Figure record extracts
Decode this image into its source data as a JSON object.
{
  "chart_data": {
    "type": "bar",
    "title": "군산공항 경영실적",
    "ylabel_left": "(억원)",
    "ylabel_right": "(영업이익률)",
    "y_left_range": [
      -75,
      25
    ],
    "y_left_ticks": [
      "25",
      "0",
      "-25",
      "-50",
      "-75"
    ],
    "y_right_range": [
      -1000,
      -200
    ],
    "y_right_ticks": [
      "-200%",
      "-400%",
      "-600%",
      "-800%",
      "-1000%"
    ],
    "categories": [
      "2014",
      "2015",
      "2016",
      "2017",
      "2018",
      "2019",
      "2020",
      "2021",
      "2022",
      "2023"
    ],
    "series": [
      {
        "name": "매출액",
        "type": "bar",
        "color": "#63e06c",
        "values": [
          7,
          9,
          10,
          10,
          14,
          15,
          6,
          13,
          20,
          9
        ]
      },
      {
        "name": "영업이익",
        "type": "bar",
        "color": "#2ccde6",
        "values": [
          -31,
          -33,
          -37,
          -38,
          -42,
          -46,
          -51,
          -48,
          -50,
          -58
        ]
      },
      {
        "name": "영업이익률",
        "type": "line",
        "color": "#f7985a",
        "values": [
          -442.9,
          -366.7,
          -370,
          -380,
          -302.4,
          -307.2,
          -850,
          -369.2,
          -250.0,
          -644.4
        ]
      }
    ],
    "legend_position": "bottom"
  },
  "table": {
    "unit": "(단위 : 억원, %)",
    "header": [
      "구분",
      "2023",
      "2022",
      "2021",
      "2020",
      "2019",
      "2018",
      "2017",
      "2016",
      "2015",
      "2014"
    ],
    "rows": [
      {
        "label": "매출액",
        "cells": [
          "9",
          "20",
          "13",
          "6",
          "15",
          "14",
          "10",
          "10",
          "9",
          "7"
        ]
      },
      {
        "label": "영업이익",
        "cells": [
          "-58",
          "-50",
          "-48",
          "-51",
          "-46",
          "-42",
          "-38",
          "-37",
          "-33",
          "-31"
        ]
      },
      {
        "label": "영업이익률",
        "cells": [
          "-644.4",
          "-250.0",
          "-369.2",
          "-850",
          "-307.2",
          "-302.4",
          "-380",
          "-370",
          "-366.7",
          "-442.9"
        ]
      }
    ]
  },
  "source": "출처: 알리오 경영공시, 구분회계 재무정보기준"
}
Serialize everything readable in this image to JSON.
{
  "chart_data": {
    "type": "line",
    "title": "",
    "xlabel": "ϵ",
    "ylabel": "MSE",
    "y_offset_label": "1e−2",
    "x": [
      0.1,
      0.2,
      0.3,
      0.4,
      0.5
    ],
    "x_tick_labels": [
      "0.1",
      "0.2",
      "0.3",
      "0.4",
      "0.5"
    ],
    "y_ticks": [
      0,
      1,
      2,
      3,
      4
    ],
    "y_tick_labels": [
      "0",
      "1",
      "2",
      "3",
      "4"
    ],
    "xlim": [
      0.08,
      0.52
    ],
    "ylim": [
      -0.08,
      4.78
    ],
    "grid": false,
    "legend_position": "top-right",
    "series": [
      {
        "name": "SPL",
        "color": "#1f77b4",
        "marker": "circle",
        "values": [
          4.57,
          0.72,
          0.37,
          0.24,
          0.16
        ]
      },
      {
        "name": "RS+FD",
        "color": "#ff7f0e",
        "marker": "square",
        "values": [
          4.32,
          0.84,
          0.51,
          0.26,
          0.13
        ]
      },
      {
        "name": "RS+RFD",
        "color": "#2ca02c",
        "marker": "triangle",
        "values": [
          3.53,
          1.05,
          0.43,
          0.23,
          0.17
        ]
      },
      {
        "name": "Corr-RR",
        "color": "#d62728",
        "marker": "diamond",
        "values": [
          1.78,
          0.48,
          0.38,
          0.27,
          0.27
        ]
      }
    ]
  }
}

-- Goal --
Return every line containing "type".

-- Finished task --
    "type": "bar",
        "type": "bar",
        "type": "bar",
        "type": "line",
    "type": "line",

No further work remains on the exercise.